-- Start PROVIDED INFORMATION --

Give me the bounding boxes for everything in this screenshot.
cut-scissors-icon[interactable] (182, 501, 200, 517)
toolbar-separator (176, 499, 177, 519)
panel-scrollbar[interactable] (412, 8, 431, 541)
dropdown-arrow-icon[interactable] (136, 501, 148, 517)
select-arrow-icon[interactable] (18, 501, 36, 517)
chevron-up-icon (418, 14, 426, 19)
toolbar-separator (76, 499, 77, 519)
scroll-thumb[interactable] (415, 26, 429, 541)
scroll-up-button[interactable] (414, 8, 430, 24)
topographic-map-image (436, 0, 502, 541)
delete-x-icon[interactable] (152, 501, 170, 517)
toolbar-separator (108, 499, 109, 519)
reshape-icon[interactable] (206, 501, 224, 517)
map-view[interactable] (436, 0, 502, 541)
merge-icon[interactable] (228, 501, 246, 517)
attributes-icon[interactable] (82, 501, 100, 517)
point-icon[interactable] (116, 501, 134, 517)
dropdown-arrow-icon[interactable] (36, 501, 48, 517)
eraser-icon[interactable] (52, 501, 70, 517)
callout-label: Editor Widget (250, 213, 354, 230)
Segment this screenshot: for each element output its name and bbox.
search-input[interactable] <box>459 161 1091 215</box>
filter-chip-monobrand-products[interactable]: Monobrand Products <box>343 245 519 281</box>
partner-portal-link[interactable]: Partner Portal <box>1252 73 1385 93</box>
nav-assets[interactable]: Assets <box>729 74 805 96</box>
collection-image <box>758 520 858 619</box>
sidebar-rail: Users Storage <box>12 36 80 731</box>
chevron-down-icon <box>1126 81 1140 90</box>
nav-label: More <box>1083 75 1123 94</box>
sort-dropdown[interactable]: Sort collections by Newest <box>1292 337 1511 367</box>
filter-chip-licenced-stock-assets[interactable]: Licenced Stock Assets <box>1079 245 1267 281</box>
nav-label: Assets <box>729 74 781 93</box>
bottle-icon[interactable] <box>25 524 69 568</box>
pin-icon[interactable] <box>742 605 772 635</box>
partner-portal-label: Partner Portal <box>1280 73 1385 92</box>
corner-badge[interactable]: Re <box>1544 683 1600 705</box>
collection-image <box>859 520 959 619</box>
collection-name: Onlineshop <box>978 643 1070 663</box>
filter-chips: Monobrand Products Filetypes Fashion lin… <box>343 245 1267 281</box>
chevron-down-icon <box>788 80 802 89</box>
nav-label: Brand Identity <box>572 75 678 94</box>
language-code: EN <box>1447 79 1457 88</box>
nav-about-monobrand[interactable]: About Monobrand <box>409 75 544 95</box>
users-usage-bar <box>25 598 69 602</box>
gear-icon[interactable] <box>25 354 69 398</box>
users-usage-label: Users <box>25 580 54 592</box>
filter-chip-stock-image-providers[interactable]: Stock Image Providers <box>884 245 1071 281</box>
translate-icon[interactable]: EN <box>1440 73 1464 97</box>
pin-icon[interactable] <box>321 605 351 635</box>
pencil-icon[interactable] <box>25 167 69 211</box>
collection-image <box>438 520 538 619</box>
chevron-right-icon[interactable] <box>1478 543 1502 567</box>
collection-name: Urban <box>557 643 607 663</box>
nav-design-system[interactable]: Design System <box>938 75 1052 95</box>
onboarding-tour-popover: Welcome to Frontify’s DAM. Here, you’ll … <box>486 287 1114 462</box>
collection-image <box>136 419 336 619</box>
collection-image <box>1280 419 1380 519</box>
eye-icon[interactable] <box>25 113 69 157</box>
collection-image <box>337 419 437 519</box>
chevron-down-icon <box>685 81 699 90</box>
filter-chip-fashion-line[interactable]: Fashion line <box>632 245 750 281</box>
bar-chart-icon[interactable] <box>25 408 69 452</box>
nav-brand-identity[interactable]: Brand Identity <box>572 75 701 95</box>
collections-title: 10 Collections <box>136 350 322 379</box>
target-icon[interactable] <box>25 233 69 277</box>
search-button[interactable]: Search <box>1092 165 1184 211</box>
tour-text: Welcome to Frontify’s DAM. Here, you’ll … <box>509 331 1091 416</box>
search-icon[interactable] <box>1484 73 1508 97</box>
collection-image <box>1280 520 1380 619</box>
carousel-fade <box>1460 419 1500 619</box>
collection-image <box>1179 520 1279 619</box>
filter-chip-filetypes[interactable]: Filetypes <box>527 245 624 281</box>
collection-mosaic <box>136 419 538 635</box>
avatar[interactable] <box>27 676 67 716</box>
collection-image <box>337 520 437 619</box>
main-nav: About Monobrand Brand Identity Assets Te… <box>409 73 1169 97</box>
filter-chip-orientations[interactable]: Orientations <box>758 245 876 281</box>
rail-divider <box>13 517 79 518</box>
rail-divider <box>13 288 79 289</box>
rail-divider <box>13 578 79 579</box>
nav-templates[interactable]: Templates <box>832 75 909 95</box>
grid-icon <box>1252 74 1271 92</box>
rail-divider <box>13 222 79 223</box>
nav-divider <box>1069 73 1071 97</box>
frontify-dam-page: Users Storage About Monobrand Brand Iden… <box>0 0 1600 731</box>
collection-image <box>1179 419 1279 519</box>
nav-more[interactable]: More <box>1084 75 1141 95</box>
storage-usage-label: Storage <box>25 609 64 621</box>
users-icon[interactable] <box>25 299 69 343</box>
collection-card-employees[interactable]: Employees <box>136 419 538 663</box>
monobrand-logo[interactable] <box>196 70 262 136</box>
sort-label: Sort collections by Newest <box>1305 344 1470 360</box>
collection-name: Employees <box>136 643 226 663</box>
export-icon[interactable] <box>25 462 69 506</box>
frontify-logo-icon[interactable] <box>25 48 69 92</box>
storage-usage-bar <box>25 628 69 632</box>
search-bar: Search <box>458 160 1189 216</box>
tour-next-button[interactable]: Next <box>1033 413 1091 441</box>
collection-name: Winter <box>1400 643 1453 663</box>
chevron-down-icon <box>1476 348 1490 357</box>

-- End PROVIDED INFORMATION --

_TASK DESCRIPTION_
Return all of the lines above word for word, with nothing changed.

_THE OUTPUT_
Give me the bounding boxes for everything in this screenshot.
cut-scissors-icon[interactable] (182, 501, 200, 517)
toolbar-separator (176, 499, 177, 519)
panel-scrollbar[interactable] (412, 8, 431, 541)
dropdown-arrow-icon[interactable] (136, 501, 148, 517)
select-arrow-icon[interactable] (18, 501, 36, 517)
chevron-up-icon (418, 14, 426, 19)
toolbar-separator (76, 499, 77, 519)
scroll-thumb[interactable] (415, 26, 429, 541)
scroll-up-button[interactable] (414, 8, 430, 24)
topographic-map-image (436, 0, 502, 541)
delete-x-icon[interactable] (152, 501, 170, 517)
toolbar-separator (108, 499, 109, 519)
reshape-icon[interactable] (206, 501, 224, 517)
map-view[interactable] (436, 0, 502, 541)
merge-icon[interactable] (228, 501, 246, 517)
attributes-icon[interactable] (82, 501, 100, 517)
point-icon[interactable] (116, 501, 134, 517)
dropdown-arrow-icon[interactable] (36, 501, 48, 517)
eraser-icon[interactable] (52, 501, 70, 517)
callout-label: Editor Widget (250, 213, 354, 230)
Segment this screenshot: for each element output its name and bbox.
search-input[interactable] <box>459 161 1091 215</box>
filter-chip-monobrand-products[interactable]: Monobrand Products <box>343 245 519 281</box>
partner-portal-link[interactable]: Partner Portal <box>1252 73 1385 93</box>
nav-assets[interactable]: Assets <box>729 74 805 96</box>
collection-image <box>758 520 858 619</box>
sidebar-rail: Users Storage <box>12 36 80 731</box>
chevron-down-icon <box>1126 81 1140 90</box>
nav-label: More <box>1083 75 1123 94</box>
sort-dropdown[interactable]: Sort collections by Newest <box>1292 337 1511 367</box>
filter-chip-licenced-stock-assets[interactable]: Licenced Stock Assets <box>1079 245 1267 281</box>
nav-label: Assets <box>729 74 781 93</box>
bottle-icon[interactable] <box>25 524 69 568</box>
pin-icon[interactable] <box>742 605 772 635</box>
partner-portal-label: Partner Portal <box>1280 73 1385 92</box>
corner-badge[interactable]: Re <box>1544 683 1600 705</box>
collection-image <box>859 520 959 619</box>
collection-name: Onlineshop <box>978 643 1070 663</box>
filter-chips: Monobrand Products Filetypes Fashion lin… <box>343 245 1267 281</box>
chevron-down-icon <box>788 80 802 89</box>
nav-label: Brand Identity <box>572 75 678 94</box>
language-code: EN <box>1447 79 1457 88</box>
nav-about-monobrand[interactable]: About Monobrand <box>409 75 544 95</box>
users-usage-bar <box>25 598 69 602</box>
gear-icon[interactable] <box>25 354 69 398</box>
users-usage-label: Users <box>25 580 54 592</box>
filter-chip-stock-image-providers[interactable]: Stock Image Providers <box>884 245 1071 281</box>
translate-icon[interactable]: EN <box>1440 73 1464 97</box>
pin-icon[interactable] <box>321 605 351 635</box>
pencil-icon[interactable] <box>25 167 69 211</box>
collection-image <box>438 520 538 619</box>
chevron-right-icon[interactable] <box>1478 543 1502 567</box>
collection-name: Urban <box>557 643 607 663</box>
nav-design-system[interactable]: Design System <box>938 75 1052 95</box>
onboarding-tour-popover: Welcome to Frontify’s DAM. Here, you’ll … <box>486 287 1114 462</box>
collection-image <box>136 419 336 619</box>
collection-image <box>1280 419 1380 519</box>
eye-icon[interactable] <box>25 113 69 157</box>
collection-image <box>337 419 437 519</box>
chevron-down-icon <box>685 81 699 90</box>
filter-chip-fashion-line[interactable]: Fashion line <box>632 245 750 281</box>
bar-chart-icon[interactable] <box>25 408 69 452</box>
nav-brand-identity[interactable]: Brand Identity <box>572 75 701 95</box>
collections-title: 10 Collections <box>136 350 322 379</box>
target-icon[interactable] <box>25 233 69 277</box>
search-button[interactable]: Search <box>1092 165 1184 211</box>
tour-text: Welcome to Frontify’s DAM. Here, you’ll … <box>509 331 1091 416</box>
search-icon[interactable] <box>1484 73 1508 97</box>
collection-image <box>1280 520 1380 619</box>
carousel-fade <box>1460 419 1500 619</box>
collection-image <box>1179 520 1279 619</box>
filter-chip-filetypes[interactable]: Filetypes <box>527 245 624 281</box>
collection-mosaic <box>136 419 538 635</box>
avatar[interactable] <box>27 676 67 716</box>
collection-image <box>337 520 437 619</box>
main-nav: About Monobrand Brand Identity Assets Te… <box>409 73 1169 97</box>
filter-chip-orientations[interactable]: Orientations <box>758 245 876 281</box>
rail-divider <box>13 517 79 518</box>
rail-divider <box>13 288 79 289</box>
rail-divider <box>13 578 79 579</box>
nav-templates[interactable]: Templates <box>832 75 909 95</box>
grid-icon <box>1252 74 1271 92</box>
rail-divider <box>13 222 79 223</box>
nav-divider <box>1069 73 1071 97</box>
frontify-dam-page: Users Storage About Monobrand Brand Iden… <box>0 0 1600 731</box>
collection-image <box>1179 419 1279 519</box>
nav-more[interactable]: More <box>1084 75 1141 95</box>
storage-usage-label: Storage <box>25 609 64 621</box>
users-icon[interactable] <box>25 299 69 343</box>
collection-card-employees[interactable]: Employees <box>136 419 538 663</box>
monobrand-logo[interactable] <box>196 70 262 136</box>
sort-label: Sort collections by Newest <box>1305 344 1470 360</box>
collection-name: Employees <box>136 643 226 663</box>
export-icon[interactable] <box>25 462 69 506</box>
frontify-logo-icon[interactable] <box>25 48 69 92</box>
storage-usage-bar <box>25 628 69 632</box>
search-bar: Search <box>458 160 1189 216</box>
tour-next-button[interactable]: Next <box>1033 413 1091 441</box>
collection-name: Winter <box>1400 643 1453 663</box>
chevron-down-icon <box>1476 348 1490 357</box>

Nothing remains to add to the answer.